Requirement: Pick out and copy every line below that has the word "jours".

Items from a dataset
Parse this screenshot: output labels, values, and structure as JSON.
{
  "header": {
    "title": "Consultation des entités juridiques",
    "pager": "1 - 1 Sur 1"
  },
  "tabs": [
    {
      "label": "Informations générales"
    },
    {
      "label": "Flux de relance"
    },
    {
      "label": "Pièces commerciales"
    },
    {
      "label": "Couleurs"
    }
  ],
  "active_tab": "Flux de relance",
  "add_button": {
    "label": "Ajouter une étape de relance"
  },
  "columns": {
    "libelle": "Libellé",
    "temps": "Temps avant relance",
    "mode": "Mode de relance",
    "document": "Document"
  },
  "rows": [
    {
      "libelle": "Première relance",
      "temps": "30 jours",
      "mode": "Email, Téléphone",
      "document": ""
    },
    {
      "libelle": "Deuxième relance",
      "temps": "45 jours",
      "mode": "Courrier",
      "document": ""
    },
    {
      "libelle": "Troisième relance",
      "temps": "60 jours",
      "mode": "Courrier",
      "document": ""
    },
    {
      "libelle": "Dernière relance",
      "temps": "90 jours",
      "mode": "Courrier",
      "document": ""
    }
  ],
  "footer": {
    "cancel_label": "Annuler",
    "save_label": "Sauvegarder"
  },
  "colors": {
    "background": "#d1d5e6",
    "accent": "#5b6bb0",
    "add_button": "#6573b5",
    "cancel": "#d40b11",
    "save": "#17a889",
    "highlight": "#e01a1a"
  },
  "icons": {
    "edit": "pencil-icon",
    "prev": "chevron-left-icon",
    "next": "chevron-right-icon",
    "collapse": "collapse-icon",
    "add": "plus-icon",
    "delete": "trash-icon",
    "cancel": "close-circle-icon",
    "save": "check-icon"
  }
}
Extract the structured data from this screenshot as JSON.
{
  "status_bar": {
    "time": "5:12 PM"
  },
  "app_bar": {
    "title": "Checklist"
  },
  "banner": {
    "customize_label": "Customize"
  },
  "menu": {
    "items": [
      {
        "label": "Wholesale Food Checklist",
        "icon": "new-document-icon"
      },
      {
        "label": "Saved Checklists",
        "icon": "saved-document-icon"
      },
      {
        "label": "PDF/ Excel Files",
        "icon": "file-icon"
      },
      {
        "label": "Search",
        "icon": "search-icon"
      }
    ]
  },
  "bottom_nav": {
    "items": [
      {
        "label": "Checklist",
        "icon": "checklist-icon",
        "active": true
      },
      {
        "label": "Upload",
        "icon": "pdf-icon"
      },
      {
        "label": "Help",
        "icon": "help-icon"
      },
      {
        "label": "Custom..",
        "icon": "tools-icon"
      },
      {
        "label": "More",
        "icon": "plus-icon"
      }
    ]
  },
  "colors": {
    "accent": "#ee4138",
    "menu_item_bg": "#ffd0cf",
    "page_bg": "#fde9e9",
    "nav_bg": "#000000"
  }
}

Output of the exercise:
      "temps": "30 jours",
      "temps": "45 jours",
      "temps": "60 jours",
      "temps": "90 jours",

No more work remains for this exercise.